» **Quoted passage**

Also for some reason the driver claims that the application was succeeded but the Spark UI as well as the data sink in s3 show that the data was never written completely:

24/10/21 04:37:15 INFO ApplicationMaster$AMEndpoint: Driver requested to kill executor(s) 1190.
24/10/21 04:37:17 INFO ApplicationMaster$AMEndpoint: Driver terminated or disconnected! Shutting down. ip-10-0-164-85.ec2.internal:46343
24/10/21 04:37:17 INFO ApplicationMaster$AMEndpoint: Driver terminated or disconnected! Shutting down. ip-10-0-164-85.ec2.internal:46343
24/10/21 04:37:17 INFO ApplicationMaster: Final app status: SUCCEEDED, exitCode: 0
24/10/21 04:37:17 INFO ApplicationMaster: Unregistering ApplicationMaster with SUCCEEDED
24/10/21 04:37:17 INFO AMRMClientImpl: Waiting for application to be successfully unregistered.
24/10/21 04:37:18 INFO ApplicationMaster: Deleting staging directory hdfs://ip-10-0-164-85.ec2.internal:8020/user/hadoop/.sparkStaging/application_1729482915237_0001
24/10/21 04:37:18 INFO ShutdownHookManager: Shutdown hook called

The log entry driver terminated or disconnected is a little weird too.

@dataproblems This doesn't give much of insights. Possible to attach complete driver and one executor log?

@ad1happy2go - Sure. Here you go. You will see the stack trace in the driver.log file. driver.log executor.log

@dataproblems Any reason why we are using such a high --conf spark.executor.heartbeatInterval=900s. It should be much lesser than spark.network.timeout. Can you try leaving these as defaults one. I see lot of issues with spark configs.

Shouldn't be using --conf spark.driver.maxResultSize=0 also, as then driver result collection will not have any limit. You may increase upto 4 gb if required but keep a check.

Also did you tried turning on the timeline server i.e. update only this "hoodie.embed.timeline.server" to "true" as this is used to build file system image. Keep markers as direct only.

@ad1happy2go - We were getting heartbeat timeout exceptions which resulted in the increased value for those configurations. Same with the driver maxResultSize, I got an exception about the driver result being larger than the maxResultSize of 5g that I was using previously - as such, I removed the limit to mitigate that error.

When I tried using DIRECT markers but set hoodie.embed.timeline.server to true. I still got a similar error ( see screenshot below ).

Error Screenshot

@dataproblems There is something wrong in your setup, if such a large data size is getting collected to driver. Is it possible to share the hudi timeline? whats the size of the commit files?

@ad1happy2go - Given that this is creating the table, there is only a single commit requested. Both the commit.requested and commit.inflight objects are 0 B in size. Since we never get to the .commit file as the job fails before writing all of the data.

On a separate note - when I do disable POPULATE_META_FIELDS ( and am using 0.15.0 ) the commit file for a small 100 GB sample of my complete dataset is around 40 MB. Do you think the process that's creating this commit file for my complete dataset is resulting in a failure? My complete dataset is several TB in size, as such the size of the .commit file will increase and maybe that's causing the issues that I'm facing?

» **Recorded data**

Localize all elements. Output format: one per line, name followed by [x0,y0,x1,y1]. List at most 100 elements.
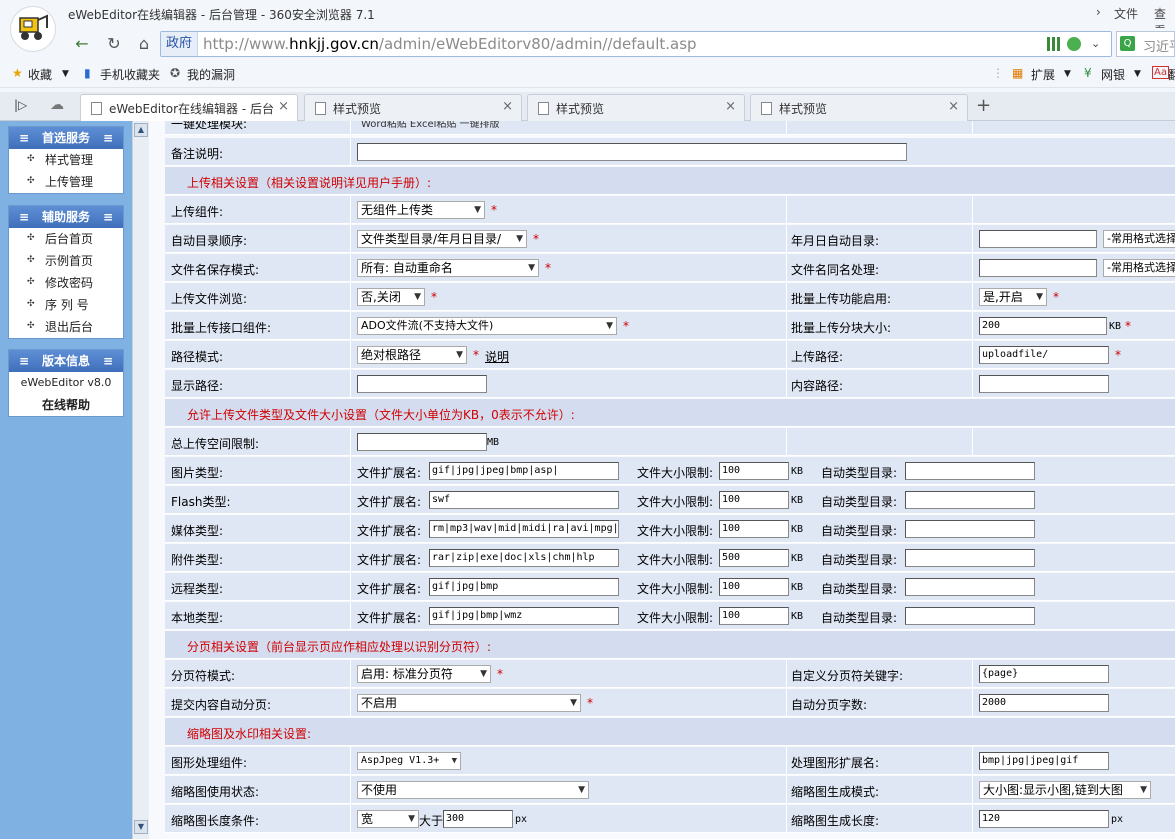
section-thumbnail-header: 缩略图及水印相关设置: [165,718,1175,746]
home-icon[interactable]: ⌂ [134,34,154,54]
sidebar-item-upload-manage[interactable]: ✣ 上传管理 [9,171,123,193]
date-dir-input[interactable] [979,230,1097,248]
remote-size-input[interactable]: 100 [719,578,789,596]
thumb-state-select[interactable]: 不使用 ▼ [357,781,589,799]
scroll-up-icon[interactable]: ▲ [134,123,148,137]
chunk-size-input[interactable]: 200 [979,317,1107,335]
filename-mode-select[interactable]: 所有: 自动重命名 ▼ [357,259,539,277]
media-dir-input[interactable] [905,520,1035,538]
local-dir-input[interactable] [905,607,1035,625]
auto-page-words-input[interactable]: 2000 [979,694,1109,712]
remote-ext-input[interactable]: gif|jpg|bmp [429,578,619,596]
chevron-down-icon[interactable]: ▼ [1064,69,1071,79]
browse-select[interactable]: 否,关闭 ▼ [357,288,425,306]
image-size-input[interactable]: 100 [719,462,789,480]
form-row-batch-interface: 批量上传接口组件: ADO文件流(不支持大文件) ▼ * 批量上传分块大小: 20… [165,312,1175,340]
auto-dir-order-select[interactable]: 文件类型目录/年月日目录/▼ [357,230,527,248]
search-engine-icon[interactable]: Q [1120,36,1135,51]
chevron-down-icon[interactable]: ▼ [62,69,69,79]
content-path-input[interactable] [979,375,1109,393]
chevron-down-icon: ▼ [578,785,585,795]
browser-logo-icon[interactable] [10,6,56,52]
scroll-down-icon[interactable]: ▼ [134,820,148,834]
tab-style-preview-3[interactable]: 样式预览 × [750,94,968,121]
sidebar-item-change-password[interactable]: ✣ 修改密码 [9,272,123,294]
sidebar-item-admin-home[interactable]: ✣ 后台首页 [9,228,123,250]
close-icon[interactable]: × [275,99,289,114]
attachment-size-input[interactable]: 500 [719,549,789,567]
close-icon[interactable]: × [502,99,513,114]
tab-style-preview-1[interactable]: 样式预览 × [304,94,522,121]
sidebar-toggle-icon[interactable]: |▷ [14,98,27,112]
bullet-icon: ✣ [27,321,35,331]
image-component-select[interactable]: AspJpeg V1.3+ ▼ [357,752,461,770]
file-menu[interactable]: 文件 [1114,5,1138,22]
tab-ewebeditor[interactable]: eWebEditor在线编辑器 - 后台 × [80,94,298,122]
path-mode-help-link[interactable]: 说明 [485,348,509,365]
attachment-dir-input[interactable] [905,549,1035,567]
batch-interface-select[interactable]: ADO文件流(不支持大文件) ▼ [357,317,617,335]
form-row-type-local: 本地类型: 文件扩展名: gif|jpg|bmp|wmz 文件大小限制: 100… [165,602,1175,630]
flash-ext-input[interactable]: swf [429,491,619,509]
my-vulnerabilities[interactable]: 我的漏洞 [187,66,235,83]
favorites-collect[interactable]: 收藏 [28,66,52,83]
translate-icon[interactable]: Aa [1152,66,1169,79]
path-mode-select[interactable]: 绝对根路径 ▼ [357,346,467,364]
total-limit-input[interactable] [357,433,487,451]
local-size-input[interactable]: 100 [719,607,789,625]
media-size-input[interactable]: 100 [719,520,789,538]
date-format-select[interactable]: -常用格式选择 [1103,230,1175,248]
new-tab-icon[interactable]: + [976,95,991,116]
sidebar-item-logout[interactable]: ✣ 退出后台 [9,316,123,338]
chevron-down-icon[interactable]: ▼ [1134,69,1141,79]
flash-dir-input[interactable] [905,491,1035,509]
version-panel: ≡ 版本信息 ≡ eWebEditor v8.0 在线帮助 [8,349,124,417]
address-input[interactable]: 政府 http://www.hnkjj.gov.cn/admin/eWebEdi… [160,31,1112,57]
refresh-icon[interactable]: ↻ [104,34,124,54]
upload-path-input[interactable]: uploadfile/ [979,346,1109,364]
auto-page-select[interactable]: 不启用 ▼ [357,694,581,712]
back-icon[interactable]: ← [72,34,92,54]
tab-style-preview-2[interactable]: 样式预览 × [527,94,745,121]
thumb-dimension-select[interactable]: 宽 ▼ [357,810,419,828]
window-title: eWebEditor在线编辑器 - 后台管理 - 360安全浏览器 7.1 [68,8,375,22]
same-name-format-select[interactable]: -常用格式选择 [1103,259,1175,277]
show-path-input[interactable] [357,375,487,393]
page-mode-select[interactable]: 启用: 标准分页符 ▼ [357,665,491,683]
mobile-favorites[interactable]: 手机收藏夹 [100,66,160,83]
search-box[interactable]: Q 习近平 [1116,31,1175,57]
sidebar-scrollbar[interactable]: ▲ ▼ [132,121,149,839]
translate-label[interactable]: 翻 [1168,66,1175,83]
same-name-input[interactable] [979,259,1097,277]
close-icon[interactable]: × [948,99,959,114]
flash-size-input[interactable]: 100 [719,491,789,509]
image-dir-input[interactable] [905,462,1035,480]
image-ext-process-input[interactable]: bmp|jpg|jpeg|gif [979,752,1109,770]
online-bank-button[interactable]: 网银 [1101,66,1125,83]
batch-enable-select[interactable]: 是,开启 ▼ [979,288,1047,306]
thumb-length-input[interactable]: 120 [979,810,1109,828]
thumb-mode-select[interactable]: 大小图:显示小图,链到大图 ▼ [979,781,1151,799]
page-keyword-input[interactable]: {page} [979,665,1109,683]
media-ext-input[interactable]: rm|mp3|wav|mid|midi|ra|avi|mpg|mpeg [429,520,619,538]
chevron-right-icon[interactable]: › [1096,5,1101,19]
close-icon[interactable]: × [725,99,736,114]
leaf-icon[interactable] [1067,37,1081,51]
cloud-icon[interactable]: ☁ [50,97,64,113]
extensions-button[interactable]: 扩展 [1031,66,1055,83]
title-bar: eWebEditor在线编辑器 - 后台管理 - 360安全浏览器 7.1 › … [0,0,1175,38]
attachment-ext-input[interactable]: rar|zip|exe|doc|xls|chm|hlp [429,549,619,567]
remote-dir-input[interactable] [905,578,1035,596]
sidebar-item-demo-home[interactable]: ✣ 示例首页 [9,250,123,272]
pref-service-panel: ≡ 首选服务 ≡ ✣ 样式管理 ✣ 上传管理 [8,126,124,194]
upload-component-select[interactable]: 无组件上传类 ▼ [357,201,485,219]
online-help-link[interactable]: 在线帮助 [9,394,123,416]
sidebar-item-style-manage[interactable]: ✣ 样式管理 [9,149,123,171]
thumb-threshold-input[interactable]: 300 [443,810,513,828]
local-ext-input[interactable]: gif|jpg|bmp|wmz [429,607,619,625]
image-ext-input[interactable]: gif|jpg|jpeg|bmp|asp| [429,462,619,480]
remark-input[interactable] [357,143,907,161]
chevron-down-icon[interactable]: ⌄ [1091,37,1105,51]
sidebar-item-serial[interactable]: ✣ 序 列 号 [9,294,123,316]
qr-code-icon[interactable] [1047,37,1061,51]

» **Exercise task**
Set down the part of the Spark job forum thread starting with "Also did you" and going on through "mitigate that error.", word for word. The material that comes after the forum thread stands on its own and is not part of it.

» **Task solution**
Also did you tried turning on the timeline server i.e. update only this "hoodie.embed.timeline.server" to "true" as this is used to build file system image. Keep markers as direct only.

@ad1happy2go - We were getting heartbeat timeout exceptions which resulted in the increased value for those configurations. Same with the driver maxResultSize, I got an exception about the driver result being larger than the maxResultSize of 5g that I was using previously - as such, I removed the limit to mitigate that error.